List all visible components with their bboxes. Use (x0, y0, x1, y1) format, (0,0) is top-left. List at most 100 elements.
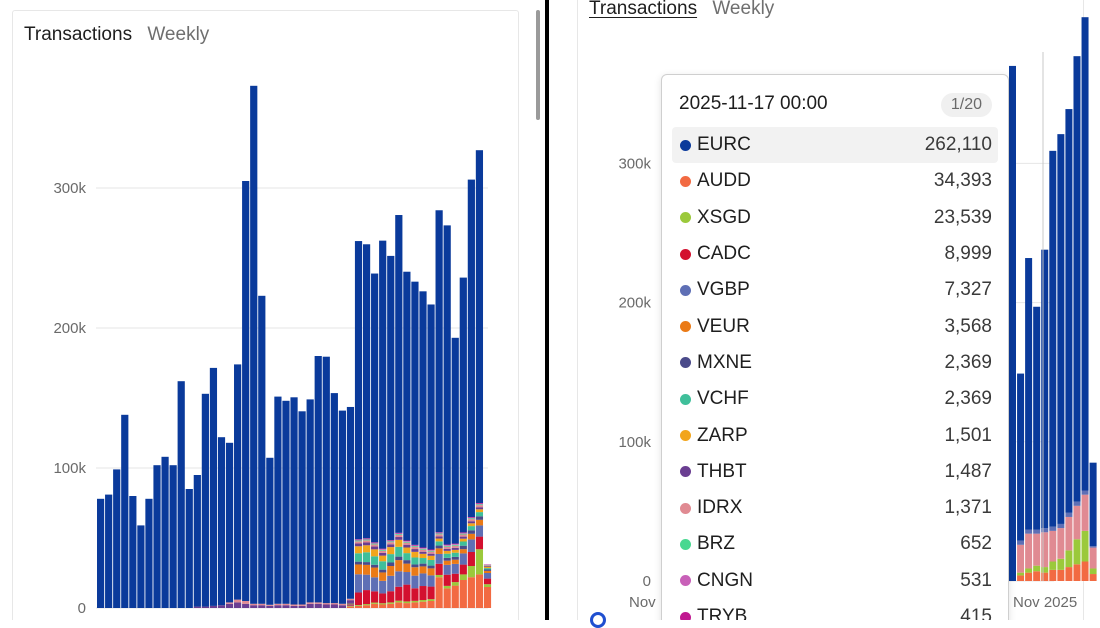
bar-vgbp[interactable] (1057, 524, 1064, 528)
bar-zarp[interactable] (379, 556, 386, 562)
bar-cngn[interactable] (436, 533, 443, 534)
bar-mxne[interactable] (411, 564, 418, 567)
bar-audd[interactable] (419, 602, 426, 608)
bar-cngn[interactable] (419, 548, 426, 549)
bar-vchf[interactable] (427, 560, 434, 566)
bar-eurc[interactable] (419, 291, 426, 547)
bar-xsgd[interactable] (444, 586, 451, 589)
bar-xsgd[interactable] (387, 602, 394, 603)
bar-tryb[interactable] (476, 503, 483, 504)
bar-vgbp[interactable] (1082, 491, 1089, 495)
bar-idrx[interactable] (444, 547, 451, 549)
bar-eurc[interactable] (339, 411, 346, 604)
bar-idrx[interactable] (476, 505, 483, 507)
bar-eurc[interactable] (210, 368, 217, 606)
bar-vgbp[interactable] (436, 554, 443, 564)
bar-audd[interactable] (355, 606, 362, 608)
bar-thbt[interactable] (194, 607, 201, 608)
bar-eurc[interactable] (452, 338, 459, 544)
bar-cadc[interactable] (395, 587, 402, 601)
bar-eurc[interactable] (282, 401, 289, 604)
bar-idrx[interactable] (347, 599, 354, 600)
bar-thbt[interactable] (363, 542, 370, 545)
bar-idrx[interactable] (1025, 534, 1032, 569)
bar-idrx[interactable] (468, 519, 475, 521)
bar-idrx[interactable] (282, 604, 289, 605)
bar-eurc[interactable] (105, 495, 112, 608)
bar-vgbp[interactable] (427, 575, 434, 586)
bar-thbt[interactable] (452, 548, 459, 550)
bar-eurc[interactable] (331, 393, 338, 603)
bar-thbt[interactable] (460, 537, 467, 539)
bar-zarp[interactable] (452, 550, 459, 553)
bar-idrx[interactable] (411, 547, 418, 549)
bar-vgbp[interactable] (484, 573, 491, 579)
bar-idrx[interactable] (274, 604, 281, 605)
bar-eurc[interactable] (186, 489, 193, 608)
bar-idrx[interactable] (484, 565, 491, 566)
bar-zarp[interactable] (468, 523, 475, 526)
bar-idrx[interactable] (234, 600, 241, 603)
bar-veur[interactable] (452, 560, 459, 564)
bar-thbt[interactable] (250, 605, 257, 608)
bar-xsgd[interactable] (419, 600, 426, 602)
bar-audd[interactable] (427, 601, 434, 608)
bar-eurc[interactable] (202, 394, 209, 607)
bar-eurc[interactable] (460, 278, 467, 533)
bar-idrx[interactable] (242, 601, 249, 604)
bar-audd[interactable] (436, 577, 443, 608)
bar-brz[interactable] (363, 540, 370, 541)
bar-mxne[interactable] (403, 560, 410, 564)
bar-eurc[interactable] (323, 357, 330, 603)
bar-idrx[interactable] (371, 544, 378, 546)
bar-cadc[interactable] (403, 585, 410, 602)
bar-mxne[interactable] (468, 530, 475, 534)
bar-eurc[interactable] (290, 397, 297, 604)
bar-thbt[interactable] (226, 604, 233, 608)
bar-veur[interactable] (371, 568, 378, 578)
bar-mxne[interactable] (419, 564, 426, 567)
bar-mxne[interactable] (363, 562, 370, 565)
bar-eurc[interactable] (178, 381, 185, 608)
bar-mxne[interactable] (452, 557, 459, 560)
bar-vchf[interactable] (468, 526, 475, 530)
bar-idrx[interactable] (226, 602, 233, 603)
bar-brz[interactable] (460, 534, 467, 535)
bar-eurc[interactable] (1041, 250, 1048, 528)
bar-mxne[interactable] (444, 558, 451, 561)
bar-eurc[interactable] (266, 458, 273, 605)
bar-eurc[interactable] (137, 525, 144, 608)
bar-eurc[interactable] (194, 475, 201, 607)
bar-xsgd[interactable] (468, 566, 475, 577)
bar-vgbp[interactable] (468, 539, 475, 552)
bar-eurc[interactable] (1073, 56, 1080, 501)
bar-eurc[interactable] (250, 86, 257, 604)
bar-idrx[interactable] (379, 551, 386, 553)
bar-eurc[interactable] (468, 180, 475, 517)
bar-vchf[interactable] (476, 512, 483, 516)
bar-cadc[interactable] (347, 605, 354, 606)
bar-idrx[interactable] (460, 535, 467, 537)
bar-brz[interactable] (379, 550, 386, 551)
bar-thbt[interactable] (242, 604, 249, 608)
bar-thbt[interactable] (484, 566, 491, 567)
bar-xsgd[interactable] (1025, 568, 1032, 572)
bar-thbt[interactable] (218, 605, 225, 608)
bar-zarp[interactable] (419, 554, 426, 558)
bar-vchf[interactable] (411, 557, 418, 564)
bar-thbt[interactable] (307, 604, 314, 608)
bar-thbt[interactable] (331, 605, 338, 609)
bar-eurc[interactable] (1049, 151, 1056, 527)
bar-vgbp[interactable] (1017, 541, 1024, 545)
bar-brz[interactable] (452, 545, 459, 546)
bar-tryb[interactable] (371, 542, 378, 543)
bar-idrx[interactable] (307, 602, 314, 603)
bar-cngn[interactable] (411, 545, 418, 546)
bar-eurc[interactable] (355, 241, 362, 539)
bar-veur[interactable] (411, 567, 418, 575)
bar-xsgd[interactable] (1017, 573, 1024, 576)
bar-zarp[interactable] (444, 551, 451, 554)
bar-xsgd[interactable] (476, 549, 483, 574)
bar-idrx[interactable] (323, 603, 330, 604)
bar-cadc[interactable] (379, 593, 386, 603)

→ **Exercise directions**:
Count the lines in the records above that contain the string "vgbp", treating uppercase and lowercase as different, and reply with only that number.

→ **Answer to the problem**:
7